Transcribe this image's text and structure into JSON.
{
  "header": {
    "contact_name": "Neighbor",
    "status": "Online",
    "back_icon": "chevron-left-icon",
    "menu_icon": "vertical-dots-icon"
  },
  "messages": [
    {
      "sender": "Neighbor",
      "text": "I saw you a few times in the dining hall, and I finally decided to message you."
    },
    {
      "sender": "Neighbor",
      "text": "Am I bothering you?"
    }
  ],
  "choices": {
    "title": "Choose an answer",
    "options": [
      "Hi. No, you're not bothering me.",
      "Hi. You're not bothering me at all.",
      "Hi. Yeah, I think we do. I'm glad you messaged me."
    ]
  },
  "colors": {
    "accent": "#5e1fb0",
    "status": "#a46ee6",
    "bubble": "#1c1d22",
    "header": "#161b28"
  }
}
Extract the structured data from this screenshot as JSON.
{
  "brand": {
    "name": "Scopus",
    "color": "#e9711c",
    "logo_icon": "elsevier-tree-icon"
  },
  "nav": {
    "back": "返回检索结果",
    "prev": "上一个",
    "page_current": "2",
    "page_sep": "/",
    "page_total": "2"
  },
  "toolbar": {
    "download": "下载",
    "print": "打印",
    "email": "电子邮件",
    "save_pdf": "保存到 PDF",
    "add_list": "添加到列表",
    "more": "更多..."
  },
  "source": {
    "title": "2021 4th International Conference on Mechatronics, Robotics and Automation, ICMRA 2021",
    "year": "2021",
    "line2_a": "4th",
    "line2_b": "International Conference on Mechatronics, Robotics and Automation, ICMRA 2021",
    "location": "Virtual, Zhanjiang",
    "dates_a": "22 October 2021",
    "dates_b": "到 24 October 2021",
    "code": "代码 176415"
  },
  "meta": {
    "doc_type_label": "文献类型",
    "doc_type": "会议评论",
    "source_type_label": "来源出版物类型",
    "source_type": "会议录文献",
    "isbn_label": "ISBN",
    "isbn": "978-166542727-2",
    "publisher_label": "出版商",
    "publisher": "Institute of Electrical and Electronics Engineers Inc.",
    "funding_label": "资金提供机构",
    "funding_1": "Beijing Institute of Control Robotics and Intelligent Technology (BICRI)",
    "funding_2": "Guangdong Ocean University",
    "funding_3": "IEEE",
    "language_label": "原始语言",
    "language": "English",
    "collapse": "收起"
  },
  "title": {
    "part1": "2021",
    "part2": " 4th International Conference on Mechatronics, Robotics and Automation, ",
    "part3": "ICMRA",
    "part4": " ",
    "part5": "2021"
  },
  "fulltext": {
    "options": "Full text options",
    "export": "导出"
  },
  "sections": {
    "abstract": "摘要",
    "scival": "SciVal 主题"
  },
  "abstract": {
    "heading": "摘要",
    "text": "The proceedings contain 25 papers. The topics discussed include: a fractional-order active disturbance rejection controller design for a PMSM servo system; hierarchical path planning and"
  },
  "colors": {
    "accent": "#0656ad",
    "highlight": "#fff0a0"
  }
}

==*==

--- Prompt ---
Consider the entries above and return each line with the string "icon".

--- Full solution ---
    "back_icon": "chevron-left-icon",
    "menu_icon": "vertical-dots-icon"
    "logo_icon": "elsevier-tree-icon"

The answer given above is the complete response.